Scope shots were taken dirrectly off the coil. I will post more detail when I have my motor running again.I will scavenge up a hall ic from something.
I don't know if all is needed for the circuit.I just know that this is how I got it to run longer. how long I dont know so far maby a couple hours. I belive it is working at or near unity. i will swap the bad parts now and try to get it running again. As for the posistion of my flywheel magnets I will give that info later after I have finished my testing.
Oh and the scope shots, the third winding shot scope is set to diffrent scope timing. yes the original circuit will charge the cap my modification charged the cap from 0v faster
yes somthing is wrong with the cap. If I charge it with 12v it will not hold long and spark from discharge is week.Still looking for a hall ic any ideas where to find one 3030 also did anyone find this paticular cap I have only one and the place where I got it, BG Micro no longer has any.
maby another big cap will take its place. can run the motor now but only with battery power. back to where I started.
I will get a hall sw at the local IC Supply store in the morning. any body have a running motor yet I know Dom looked realy close to finished.
OK Stefan, on second look your circuit is correct. the ss relay on your circuit looked wrong but I see it now
I know that the third winding charges the cap. and I think somthing coming through the ss relay helps this charge.
still trying to get my motor to work correctly, It has prooven to be harder than I thought.
I will post new scope shots soon
I just want to say that I have never claimed this to be overunity I think it is near unity the third winding charges the cap quickly and the motor runs of this charge for a long time not forever.
It makes me happy to see another window motor running.now
what I did after getting my motor to run without any mods.

— Record set —
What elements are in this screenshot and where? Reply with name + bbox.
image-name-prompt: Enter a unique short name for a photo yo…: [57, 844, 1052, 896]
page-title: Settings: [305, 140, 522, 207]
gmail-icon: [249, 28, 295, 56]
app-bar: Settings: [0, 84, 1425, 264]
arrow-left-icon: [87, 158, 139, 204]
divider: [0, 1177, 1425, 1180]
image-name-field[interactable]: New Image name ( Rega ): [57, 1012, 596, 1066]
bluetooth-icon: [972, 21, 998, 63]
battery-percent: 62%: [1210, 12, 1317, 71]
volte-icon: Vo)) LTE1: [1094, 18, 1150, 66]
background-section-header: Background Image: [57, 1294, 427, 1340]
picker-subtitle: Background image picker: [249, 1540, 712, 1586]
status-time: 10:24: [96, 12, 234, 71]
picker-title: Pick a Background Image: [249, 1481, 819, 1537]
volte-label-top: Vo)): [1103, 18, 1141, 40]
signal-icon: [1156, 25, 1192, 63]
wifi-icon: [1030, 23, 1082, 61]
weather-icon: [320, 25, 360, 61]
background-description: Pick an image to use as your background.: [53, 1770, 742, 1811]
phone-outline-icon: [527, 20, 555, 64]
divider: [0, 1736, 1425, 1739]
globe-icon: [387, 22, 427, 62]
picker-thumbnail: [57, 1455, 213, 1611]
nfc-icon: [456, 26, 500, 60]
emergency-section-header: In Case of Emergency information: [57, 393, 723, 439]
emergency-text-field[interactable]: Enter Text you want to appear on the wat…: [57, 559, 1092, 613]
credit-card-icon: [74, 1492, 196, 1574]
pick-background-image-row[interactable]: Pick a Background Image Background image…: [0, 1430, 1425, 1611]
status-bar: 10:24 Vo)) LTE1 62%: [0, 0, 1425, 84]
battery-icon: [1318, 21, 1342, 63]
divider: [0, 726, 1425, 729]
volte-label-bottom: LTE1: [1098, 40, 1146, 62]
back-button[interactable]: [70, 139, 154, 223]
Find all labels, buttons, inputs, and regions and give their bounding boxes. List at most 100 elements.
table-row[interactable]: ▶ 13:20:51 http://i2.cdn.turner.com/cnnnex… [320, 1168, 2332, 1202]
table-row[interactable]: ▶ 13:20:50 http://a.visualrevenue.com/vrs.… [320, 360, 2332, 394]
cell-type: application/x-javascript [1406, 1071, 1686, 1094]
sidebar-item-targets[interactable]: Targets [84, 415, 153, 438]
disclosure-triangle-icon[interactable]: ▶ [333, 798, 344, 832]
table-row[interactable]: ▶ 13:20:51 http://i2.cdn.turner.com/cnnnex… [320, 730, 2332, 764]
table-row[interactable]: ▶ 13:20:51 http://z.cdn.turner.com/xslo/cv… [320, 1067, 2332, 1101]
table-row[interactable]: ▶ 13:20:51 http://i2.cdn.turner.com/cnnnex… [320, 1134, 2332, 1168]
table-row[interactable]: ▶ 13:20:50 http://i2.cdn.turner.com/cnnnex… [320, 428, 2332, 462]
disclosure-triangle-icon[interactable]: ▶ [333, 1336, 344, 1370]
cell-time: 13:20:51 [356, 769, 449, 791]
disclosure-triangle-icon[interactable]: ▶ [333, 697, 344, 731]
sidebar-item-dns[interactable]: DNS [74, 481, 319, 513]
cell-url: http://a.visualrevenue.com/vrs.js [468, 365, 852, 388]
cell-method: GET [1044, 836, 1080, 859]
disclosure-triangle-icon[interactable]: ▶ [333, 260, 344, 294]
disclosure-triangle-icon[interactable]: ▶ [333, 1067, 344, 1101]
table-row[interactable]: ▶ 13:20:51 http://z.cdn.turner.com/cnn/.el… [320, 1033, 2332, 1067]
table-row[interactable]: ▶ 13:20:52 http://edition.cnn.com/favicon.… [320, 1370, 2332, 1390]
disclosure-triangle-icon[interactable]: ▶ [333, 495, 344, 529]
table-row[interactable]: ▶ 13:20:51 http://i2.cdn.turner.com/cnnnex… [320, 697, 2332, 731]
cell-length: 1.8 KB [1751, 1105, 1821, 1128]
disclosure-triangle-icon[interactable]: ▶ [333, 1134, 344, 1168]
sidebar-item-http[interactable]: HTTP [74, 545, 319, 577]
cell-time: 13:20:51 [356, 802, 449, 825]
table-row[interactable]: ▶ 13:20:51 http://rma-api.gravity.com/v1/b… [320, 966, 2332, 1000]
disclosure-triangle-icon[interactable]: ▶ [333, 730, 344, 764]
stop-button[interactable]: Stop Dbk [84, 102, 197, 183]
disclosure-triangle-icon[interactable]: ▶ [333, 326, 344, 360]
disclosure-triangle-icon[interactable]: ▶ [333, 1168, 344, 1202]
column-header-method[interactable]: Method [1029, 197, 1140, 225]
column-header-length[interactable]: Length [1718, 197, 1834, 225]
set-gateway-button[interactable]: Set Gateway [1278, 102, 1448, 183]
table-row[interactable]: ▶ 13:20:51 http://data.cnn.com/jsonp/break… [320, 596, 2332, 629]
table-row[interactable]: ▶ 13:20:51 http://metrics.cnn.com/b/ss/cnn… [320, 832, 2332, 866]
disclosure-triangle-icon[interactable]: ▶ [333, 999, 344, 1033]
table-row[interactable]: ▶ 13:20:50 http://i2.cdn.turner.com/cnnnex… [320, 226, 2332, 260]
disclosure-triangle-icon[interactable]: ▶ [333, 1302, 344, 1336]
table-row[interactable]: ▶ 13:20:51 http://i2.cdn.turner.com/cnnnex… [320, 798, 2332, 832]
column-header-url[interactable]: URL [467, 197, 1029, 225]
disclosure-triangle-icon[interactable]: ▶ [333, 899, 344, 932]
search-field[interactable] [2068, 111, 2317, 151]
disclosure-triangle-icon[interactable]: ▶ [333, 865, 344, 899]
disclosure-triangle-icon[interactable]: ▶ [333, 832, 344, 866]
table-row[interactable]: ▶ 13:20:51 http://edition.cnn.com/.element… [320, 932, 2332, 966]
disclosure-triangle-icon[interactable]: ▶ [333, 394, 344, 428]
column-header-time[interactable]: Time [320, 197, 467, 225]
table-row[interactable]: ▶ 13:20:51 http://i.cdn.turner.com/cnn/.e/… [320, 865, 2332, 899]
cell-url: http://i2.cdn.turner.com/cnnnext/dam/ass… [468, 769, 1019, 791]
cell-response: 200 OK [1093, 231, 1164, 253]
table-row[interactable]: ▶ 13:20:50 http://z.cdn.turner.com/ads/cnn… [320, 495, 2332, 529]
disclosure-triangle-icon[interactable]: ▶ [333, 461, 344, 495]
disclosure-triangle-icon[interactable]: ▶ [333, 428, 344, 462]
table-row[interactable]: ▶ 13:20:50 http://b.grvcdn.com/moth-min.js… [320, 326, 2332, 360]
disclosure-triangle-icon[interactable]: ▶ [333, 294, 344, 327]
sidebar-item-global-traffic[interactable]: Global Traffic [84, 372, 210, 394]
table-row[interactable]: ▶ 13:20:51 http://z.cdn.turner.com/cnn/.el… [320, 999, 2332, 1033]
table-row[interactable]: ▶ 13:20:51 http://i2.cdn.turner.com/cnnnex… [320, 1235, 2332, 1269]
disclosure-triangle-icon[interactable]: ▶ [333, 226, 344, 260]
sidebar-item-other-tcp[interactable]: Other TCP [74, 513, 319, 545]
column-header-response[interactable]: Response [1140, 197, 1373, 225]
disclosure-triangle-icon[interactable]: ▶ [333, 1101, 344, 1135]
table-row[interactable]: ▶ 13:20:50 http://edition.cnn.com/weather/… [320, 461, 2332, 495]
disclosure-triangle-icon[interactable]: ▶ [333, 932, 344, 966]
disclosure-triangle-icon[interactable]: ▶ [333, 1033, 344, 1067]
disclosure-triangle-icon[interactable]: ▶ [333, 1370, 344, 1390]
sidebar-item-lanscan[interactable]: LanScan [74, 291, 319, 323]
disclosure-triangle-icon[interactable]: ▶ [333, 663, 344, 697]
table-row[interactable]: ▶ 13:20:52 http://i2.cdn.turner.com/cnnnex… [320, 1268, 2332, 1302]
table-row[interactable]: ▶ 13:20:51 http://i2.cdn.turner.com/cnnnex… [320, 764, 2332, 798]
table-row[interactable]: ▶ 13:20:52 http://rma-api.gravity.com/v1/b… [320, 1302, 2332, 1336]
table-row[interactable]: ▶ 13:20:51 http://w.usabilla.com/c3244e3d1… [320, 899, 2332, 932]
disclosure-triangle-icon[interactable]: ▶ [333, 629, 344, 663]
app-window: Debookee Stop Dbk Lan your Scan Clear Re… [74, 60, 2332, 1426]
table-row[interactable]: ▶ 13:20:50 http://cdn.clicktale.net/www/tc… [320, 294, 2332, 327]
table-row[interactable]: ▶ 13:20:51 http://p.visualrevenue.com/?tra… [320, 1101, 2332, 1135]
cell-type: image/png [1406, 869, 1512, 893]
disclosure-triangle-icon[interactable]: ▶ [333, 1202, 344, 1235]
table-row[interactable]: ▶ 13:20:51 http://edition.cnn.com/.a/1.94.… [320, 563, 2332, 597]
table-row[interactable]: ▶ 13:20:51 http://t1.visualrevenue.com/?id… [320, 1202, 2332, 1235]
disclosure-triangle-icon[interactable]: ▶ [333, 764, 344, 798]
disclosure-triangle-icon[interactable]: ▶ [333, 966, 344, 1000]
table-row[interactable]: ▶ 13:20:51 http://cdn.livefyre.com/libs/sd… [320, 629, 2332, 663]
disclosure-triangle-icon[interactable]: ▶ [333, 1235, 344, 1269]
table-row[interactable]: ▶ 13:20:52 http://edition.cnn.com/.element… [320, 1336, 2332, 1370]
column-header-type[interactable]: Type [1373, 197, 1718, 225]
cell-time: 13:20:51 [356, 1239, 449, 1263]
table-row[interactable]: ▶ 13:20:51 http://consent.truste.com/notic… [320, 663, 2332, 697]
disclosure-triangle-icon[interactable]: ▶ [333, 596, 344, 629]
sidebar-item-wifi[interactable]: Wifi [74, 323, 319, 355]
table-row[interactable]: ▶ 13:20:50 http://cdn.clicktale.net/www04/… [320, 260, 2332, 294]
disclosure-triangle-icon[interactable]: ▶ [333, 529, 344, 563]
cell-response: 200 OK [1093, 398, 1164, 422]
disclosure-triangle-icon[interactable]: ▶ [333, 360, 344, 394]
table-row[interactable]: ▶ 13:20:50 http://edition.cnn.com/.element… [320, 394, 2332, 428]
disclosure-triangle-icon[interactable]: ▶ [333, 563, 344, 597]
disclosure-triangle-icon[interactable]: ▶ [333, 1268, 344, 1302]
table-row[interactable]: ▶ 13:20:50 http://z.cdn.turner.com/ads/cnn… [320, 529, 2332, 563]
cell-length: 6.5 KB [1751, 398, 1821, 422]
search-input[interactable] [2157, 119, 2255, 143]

— What to produce —
Revise the motor post: begin at the words "maby another big" and stop after "close to finished.", writing "mains power" in place of "battery power".

— Answer to the problem —
maby another big cap will take its place. can run the motor now but only with mains power. back to where I started.
I will get a hall sw at the local IC Supply store in the morning. any body have a running motor yet I know Dom looked realy close to finished.